::: ESTRATTO DEL TESTO :::
Ferma contrarietà. Forte anche del voto unanime del consiglio comunale, l’amministrazione Bosco ha ribadito la propria ferma contrarietà al progetto di ampliamento della discarica di contrada Grotte San Giorgio, nonostante i pareri favorevoli espressi da altri enti come il Genio civile o le Asp di Catania e Siracusa, queste ultime per il tramite dei responsabili del Siav, il Servizio igiene ambienti di vita.

La conferenza dei servizi. Lo ha fatto ieri a Palermo, presso il Dipartimento dell’Acqua e dei Rifiuti dell’Assessorato regionale dell’Energia e dei Servizi di pubblica utilità, partecipando all’attesa conferenza dei servizi convocata per l’esame del progetto di ampliamento della discarica di contrada Grotte San Giorgio, impianto di proprietà della Sicula Trasporti, che ricade in parte in territorio di Lentini, in cui confluiscono i rifiuti di mezza Sicilia.

Il progetto. Il progetto presentato dai proprietari della discarica, che sorge a cavallo dei territori di Catania e Lentini, prevede la realizzazione di un quarto bacino di abbancamento per circa 900 mila metri cubi di spazzatura e la successiva “riprofilatura” dei bacini esistenti per ulteriori 900 mila metri cubi.

Le ragioni del no. L’amministrazione comunale lentinese, rappresentata dal sindaco Saverio Bosco e dal vicesindaco Alessio Valenti, che erano accompagnati dal coordinatore del settore urbanistica, arch. Salvatore D’Anna, ha sottolineato ancora una volta, dopo avere ampiamente manifestato le proprie perplessità nel corpo di una delibera di giunta integralmente recepita all’unanimità dal consiglio comunale nella sua ultima seduta, che «l’ampliamento richiesto non tiene conto dell’elevata concentrazione nel territorio di altre discariche in esercizio o esaurite e della presenza, anche in territori limitrofi, di impianti ad alto rischio d’inquinamento». «Non tiene conto, inoltre, dei due ampliamenti già realizzati sempre sul territorio di Lentini, come anche della discarica per rifiuti speciali non pericolosi di contrada Armicci autorizzata di recente e della ex discarica comunale già esaurita e mai bonificata. La presenza di ulteriori discariche o ampliamenti contrasta totalmente con la previsione di sviluppo turistico ricettivo».
::: DATI FORNITI :::
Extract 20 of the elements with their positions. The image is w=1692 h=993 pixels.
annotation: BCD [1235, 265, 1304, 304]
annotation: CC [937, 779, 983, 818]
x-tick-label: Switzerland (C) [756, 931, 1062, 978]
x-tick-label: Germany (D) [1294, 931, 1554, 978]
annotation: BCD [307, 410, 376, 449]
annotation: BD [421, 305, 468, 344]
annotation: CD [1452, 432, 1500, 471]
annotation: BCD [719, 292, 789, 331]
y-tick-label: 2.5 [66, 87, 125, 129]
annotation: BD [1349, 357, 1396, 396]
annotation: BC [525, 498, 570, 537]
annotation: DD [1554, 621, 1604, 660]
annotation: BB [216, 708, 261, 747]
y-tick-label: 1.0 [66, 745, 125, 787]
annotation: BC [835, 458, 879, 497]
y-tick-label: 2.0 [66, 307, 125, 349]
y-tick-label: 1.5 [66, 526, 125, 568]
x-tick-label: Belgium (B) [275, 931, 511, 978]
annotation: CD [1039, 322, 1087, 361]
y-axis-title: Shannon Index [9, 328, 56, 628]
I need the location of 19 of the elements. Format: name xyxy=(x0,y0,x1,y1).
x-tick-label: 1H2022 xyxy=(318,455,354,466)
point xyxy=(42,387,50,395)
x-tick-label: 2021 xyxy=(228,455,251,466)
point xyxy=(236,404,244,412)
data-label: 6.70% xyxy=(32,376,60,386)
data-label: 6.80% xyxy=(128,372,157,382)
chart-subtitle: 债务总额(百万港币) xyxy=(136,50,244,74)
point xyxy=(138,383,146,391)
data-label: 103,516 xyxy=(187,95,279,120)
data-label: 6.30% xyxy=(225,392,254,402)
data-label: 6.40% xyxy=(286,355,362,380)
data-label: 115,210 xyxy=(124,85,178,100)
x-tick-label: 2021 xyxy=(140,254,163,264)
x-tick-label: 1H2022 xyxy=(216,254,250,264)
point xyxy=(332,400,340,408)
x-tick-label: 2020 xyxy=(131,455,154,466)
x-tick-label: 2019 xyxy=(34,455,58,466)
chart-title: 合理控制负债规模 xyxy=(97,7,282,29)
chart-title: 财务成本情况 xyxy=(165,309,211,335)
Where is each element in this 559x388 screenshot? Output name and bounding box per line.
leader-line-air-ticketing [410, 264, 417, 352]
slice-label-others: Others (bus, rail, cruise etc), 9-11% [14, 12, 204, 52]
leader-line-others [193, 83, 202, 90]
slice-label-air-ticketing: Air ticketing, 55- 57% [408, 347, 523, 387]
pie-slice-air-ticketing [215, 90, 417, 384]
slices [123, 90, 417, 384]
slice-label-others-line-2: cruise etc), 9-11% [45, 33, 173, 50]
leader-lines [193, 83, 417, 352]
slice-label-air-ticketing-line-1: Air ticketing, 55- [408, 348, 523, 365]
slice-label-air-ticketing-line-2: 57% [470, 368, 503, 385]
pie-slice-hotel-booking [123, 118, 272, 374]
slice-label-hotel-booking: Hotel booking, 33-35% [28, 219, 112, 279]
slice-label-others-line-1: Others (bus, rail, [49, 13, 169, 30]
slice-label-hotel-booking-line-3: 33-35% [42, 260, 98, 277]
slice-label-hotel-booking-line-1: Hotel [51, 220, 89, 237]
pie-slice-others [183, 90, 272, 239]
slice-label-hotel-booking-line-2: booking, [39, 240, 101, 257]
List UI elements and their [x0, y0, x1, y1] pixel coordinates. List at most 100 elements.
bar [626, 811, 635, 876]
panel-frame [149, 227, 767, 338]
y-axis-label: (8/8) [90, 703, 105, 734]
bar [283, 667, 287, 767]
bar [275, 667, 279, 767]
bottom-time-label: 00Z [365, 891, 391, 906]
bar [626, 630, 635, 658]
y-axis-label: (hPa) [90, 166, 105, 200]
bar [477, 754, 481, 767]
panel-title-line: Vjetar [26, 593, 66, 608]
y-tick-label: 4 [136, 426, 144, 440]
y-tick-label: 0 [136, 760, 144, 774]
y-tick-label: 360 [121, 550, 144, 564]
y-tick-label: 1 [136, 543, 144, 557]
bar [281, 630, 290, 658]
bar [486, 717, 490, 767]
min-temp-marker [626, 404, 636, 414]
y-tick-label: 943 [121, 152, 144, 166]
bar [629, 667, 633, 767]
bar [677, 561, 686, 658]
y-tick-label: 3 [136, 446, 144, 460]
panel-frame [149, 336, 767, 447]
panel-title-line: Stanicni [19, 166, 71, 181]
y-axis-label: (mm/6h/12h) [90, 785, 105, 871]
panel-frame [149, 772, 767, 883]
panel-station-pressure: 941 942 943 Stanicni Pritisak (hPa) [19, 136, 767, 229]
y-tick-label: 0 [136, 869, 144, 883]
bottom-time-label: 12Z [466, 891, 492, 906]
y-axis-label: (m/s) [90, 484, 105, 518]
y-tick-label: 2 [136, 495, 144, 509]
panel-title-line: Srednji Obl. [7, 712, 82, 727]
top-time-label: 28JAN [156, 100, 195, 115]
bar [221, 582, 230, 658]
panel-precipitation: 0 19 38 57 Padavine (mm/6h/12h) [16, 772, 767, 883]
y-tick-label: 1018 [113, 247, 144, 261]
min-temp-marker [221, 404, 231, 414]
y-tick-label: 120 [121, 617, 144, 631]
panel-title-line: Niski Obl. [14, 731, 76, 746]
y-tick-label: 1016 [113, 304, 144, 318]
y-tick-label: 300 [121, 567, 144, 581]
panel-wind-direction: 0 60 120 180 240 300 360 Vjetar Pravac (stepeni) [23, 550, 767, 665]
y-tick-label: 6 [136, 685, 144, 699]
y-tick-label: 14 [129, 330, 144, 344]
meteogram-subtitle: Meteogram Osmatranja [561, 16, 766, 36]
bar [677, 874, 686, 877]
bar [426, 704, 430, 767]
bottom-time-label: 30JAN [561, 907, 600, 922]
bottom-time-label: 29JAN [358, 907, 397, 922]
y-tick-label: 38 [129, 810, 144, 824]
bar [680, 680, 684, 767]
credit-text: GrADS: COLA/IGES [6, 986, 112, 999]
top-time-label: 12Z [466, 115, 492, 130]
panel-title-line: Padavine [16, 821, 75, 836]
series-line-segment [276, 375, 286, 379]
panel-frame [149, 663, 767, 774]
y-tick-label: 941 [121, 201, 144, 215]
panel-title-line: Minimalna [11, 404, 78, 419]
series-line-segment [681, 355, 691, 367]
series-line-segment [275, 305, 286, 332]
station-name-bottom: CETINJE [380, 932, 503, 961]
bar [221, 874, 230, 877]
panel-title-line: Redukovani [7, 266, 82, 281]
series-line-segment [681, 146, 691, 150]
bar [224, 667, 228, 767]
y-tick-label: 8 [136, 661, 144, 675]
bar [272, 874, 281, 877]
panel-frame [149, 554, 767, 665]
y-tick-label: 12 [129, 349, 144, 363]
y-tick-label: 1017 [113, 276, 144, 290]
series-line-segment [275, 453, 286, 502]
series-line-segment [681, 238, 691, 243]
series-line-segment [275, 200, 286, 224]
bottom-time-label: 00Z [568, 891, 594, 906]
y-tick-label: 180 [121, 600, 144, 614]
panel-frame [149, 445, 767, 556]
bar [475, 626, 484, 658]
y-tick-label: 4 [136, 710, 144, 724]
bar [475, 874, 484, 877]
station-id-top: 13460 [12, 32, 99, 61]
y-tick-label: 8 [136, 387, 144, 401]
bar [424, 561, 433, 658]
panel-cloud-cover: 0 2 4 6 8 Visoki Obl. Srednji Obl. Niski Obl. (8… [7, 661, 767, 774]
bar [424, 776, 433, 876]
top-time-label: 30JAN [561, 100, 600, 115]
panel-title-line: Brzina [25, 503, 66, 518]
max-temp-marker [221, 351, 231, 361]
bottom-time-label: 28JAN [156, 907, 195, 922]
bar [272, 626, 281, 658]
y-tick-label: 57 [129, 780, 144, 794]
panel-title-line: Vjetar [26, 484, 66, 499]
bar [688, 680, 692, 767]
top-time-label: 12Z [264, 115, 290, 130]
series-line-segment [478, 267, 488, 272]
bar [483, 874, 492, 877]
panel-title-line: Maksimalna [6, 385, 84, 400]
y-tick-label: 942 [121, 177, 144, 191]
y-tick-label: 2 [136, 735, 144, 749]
:::
* ESERCIZIO
Per favore, riporta l'estratto sulla discarica tutto da "Ferma contrarietà. Forte" fino a "ambienti di vita.", cambiando "consiglio comunale" in "consiglio municipale". Il materiale non serve per svolgere il lavoro.

* SOLUZIONE
Ferma contrarietà. Forte anche del voto unanime del consiglio municipale, l’amministrazione Bosco ha ribadito la propria ferma contrarietà al progetto di ampliamento della discarica di contrada Grotte San Giorgio, nonostante i pareri favorevoli espressi da altri enti come il Genio civile o le Asp di Catania e Siracusa, queste ultime per il tramite dei responsabili del Siav, il Servizio igiene ambienti di vita.